Items>
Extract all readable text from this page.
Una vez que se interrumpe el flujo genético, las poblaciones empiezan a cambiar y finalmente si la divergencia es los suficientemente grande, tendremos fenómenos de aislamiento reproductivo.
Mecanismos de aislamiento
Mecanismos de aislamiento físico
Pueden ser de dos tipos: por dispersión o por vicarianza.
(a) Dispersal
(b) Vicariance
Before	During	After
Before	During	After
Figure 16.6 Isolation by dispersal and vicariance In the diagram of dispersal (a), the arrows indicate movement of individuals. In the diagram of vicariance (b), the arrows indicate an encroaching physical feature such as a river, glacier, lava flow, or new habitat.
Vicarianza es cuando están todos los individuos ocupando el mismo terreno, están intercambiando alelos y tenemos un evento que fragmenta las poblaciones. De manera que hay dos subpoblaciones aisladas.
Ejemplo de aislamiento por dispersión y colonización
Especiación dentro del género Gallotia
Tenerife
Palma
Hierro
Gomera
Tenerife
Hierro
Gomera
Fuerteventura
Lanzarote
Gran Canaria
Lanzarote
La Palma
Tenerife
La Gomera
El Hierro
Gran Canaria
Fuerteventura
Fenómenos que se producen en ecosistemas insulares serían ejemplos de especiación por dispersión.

Stated exercise>
All of the records must be retyped exactly as they are.

Exercise solution>
Extract all readable text from this page.
Una vez que se interrumpe el flujo genético, las poblaciones empiezan a cambiar y finalmente si la divergencia es los suficientemente grande, tendremos fenómenos de aislamiento reproductivo.
Mecanismos de aislamiento
Mecanismos de aislamiento físico
Pueden ser de dos tipos: por dispersión o por vicarianza.
(a) Dispersal
(b) Vicariance
Before	During	After
Before	During	After
Figure 16.6 Isolation by dispersal and vicariance In the diagram of dispersal (a), the arrows indicate movement of individuals. In the diagram of vicariance (b), the arrows indicate an encroaching physical feature such as a river, glacier, lava flow, or new habitat.
Vicarianza es cuando están todos los individuos ocupando el mismo terreno, están intercambiando alelos y tenemos un evento que fragmenta las poblaciones. De manera que hay dos subpoblaciones aisladas.
Ejemplo de aislamiento por dispersión y colonización
Especiación dentro del género Gallotia
Tenerife
Palma
Hierro
Gomera
Tenerife
Hierro
Gomera
Fuerteventura
Lanzarote
Gran Canaria
Lanzarote
La Palma
Tenerife
La Gomera
El Hierro
Gran Canaria
Fuerteventura
Fenómenos que se producen en ecosistemas insulares serían ejemplos de especiación por dispersión.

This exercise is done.